TEXTABSCHNITT:
--------

Der italienische Autokonzern Fiat und das US-Kaffeehausunternehmen Starbucks müssen wegen illegaler Steuerdeals in Europa jeweils bis zu 30 Millionen Euro nachzahlen. Die EU-Kommission sieht es als erweisen an, dass Luxemburg der Finanzierungsgesellschaft von Fiat und die Niederlande der Kaffeerösterei der Starbucks-Gruppe selektive Steuervorteile gewährt haben.

"Steuervorbescheide, die die Steuerlast eines Unternehmens künstlich verringern, stehen nicht mit den EU-Beihilfevorschriften im Einklang", sagte die für Wettbewerbspolitik zuständige EU-Kommissarin Margrethe Vestager. "Sie sind illegal."

Die Kommission ordnete an, dass Luxemburg und die Niederlande die von Fiat beziehungsweise Starbucks nicht entrichtete Steuer einfordern müssen, um die in Anspruch genommenen unfairen Wettbewerbsvorteile zu beseitigen.

--------

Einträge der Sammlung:
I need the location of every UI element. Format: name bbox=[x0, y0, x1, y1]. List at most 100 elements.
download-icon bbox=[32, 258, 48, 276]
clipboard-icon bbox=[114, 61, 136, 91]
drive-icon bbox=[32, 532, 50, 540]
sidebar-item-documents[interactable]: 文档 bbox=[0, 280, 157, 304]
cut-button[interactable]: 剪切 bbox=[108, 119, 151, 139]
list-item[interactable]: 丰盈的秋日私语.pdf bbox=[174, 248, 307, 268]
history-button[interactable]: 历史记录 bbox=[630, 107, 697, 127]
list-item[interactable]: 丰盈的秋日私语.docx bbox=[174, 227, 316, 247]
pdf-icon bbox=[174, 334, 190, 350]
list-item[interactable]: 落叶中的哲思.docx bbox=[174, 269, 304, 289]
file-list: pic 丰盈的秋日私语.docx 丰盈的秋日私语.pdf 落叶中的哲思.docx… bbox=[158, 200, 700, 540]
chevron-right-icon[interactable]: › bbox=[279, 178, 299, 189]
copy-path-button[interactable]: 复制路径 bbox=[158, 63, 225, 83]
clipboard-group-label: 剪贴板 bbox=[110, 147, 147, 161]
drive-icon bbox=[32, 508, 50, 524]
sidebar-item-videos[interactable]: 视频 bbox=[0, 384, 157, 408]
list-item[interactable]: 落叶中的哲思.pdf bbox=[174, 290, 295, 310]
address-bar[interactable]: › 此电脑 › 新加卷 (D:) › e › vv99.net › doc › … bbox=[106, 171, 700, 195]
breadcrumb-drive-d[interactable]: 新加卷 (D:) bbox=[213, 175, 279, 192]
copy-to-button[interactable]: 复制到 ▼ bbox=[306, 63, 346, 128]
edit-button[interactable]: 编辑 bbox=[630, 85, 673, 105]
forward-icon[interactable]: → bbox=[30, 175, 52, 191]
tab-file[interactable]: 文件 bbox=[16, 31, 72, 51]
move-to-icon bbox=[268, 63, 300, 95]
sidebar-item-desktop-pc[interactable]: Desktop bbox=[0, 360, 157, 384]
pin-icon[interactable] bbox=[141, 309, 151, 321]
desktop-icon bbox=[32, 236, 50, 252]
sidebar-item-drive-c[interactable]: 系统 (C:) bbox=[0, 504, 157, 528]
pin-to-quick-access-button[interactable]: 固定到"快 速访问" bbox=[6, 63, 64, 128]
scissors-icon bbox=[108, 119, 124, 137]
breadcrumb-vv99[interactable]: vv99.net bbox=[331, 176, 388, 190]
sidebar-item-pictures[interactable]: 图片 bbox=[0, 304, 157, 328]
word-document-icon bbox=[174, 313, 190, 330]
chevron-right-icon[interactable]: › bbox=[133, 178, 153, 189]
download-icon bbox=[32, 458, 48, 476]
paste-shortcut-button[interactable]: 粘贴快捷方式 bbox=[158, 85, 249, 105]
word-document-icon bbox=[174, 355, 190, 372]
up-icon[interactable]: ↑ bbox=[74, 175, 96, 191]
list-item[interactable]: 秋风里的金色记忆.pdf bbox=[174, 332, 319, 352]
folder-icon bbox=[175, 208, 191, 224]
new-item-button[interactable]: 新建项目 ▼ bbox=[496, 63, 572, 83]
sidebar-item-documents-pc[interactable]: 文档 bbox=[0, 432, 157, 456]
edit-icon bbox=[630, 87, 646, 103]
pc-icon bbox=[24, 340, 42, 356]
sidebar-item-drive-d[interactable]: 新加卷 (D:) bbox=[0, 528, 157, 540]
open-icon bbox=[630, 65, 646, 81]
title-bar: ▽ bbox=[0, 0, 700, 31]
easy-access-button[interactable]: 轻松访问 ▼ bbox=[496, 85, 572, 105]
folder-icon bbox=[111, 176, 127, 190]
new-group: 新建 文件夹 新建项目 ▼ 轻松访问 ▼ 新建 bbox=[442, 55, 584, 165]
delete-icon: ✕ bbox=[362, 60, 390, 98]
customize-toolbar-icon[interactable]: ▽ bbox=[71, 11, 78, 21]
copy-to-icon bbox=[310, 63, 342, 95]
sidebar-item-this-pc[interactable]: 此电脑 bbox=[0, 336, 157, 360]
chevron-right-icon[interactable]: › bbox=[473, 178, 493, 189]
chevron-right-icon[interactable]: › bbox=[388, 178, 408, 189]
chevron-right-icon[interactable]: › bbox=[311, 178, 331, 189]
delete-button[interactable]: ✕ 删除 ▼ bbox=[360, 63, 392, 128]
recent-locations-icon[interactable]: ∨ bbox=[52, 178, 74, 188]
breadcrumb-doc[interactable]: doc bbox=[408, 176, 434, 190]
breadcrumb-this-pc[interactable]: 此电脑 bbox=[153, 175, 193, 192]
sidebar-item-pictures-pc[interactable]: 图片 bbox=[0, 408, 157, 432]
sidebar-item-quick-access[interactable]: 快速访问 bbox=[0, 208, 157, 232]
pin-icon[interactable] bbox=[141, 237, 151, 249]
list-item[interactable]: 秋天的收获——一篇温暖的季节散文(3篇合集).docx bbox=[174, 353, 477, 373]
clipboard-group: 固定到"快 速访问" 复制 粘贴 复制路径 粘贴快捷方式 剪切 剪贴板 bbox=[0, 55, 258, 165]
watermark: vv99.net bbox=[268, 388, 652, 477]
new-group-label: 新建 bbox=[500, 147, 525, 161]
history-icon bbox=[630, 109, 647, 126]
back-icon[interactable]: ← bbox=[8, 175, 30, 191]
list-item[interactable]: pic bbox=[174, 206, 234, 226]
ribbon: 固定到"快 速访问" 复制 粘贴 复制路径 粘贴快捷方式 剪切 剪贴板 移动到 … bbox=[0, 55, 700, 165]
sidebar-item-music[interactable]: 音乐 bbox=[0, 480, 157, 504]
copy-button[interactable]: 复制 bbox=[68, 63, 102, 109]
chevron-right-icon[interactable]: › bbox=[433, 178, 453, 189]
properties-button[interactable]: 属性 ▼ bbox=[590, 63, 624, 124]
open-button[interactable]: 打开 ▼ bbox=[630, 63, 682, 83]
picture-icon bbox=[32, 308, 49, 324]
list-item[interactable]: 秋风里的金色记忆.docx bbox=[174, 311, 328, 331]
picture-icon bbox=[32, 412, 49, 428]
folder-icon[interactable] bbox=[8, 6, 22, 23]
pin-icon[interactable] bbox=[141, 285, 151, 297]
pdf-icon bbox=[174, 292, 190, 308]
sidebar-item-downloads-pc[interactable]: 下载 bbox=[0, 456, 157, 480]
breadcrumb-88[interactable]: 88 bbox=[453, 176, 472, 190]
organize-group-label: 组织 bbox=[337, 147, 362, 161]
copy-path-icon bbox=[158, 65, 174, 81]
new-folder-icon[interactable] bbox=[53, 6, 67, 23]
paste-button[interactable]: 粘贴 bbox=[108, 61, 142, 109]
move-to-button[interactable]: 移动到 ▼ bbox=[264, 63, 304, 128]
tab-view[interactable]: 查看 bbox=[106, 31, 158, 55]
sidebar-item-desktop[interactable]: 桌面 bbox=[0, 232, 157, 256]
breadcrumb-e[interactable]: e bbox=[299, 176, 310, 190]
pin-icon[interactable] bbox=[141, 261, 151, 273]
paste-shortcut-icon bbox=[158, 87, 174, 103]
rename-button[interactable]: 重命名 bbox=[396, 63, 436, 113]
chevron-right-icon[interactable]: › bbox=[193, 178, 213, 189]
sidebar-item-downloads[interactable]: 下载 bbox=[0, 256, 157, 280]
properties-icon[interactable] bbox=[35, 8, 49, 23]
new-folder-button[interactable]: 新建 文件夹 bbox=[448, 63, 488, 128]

--------

AUSZUFÜHRENDE AUFGABE: Können Sie den Textabschnitt über die Steuerdeals von Fiat und Starbucks von „Der italienische Autokonzern“ bis „Steuervorteile gewährt haben.“ wortgetreu wiedergeben? Die Datensätze sind eigenständiges Material und gehören nicht zum Textabschnitt.

ANTWORT:
Der italienische Autokonzern Fiat und das US-Kaffeehausunternehmen Starbucks müssen wegen illegaler Steuerdeals in Europa jeweils bis zu 30 Millionen Euro nachzahlen. Die EU-Kommission sieht es als erweisen an, dass Luxemburg der Finanzierungsgesellschaft von Fiat und die Niederlande der Kaffeerösterei der Starbucks-Gruppe selektive Steuervorteile gewährt haben.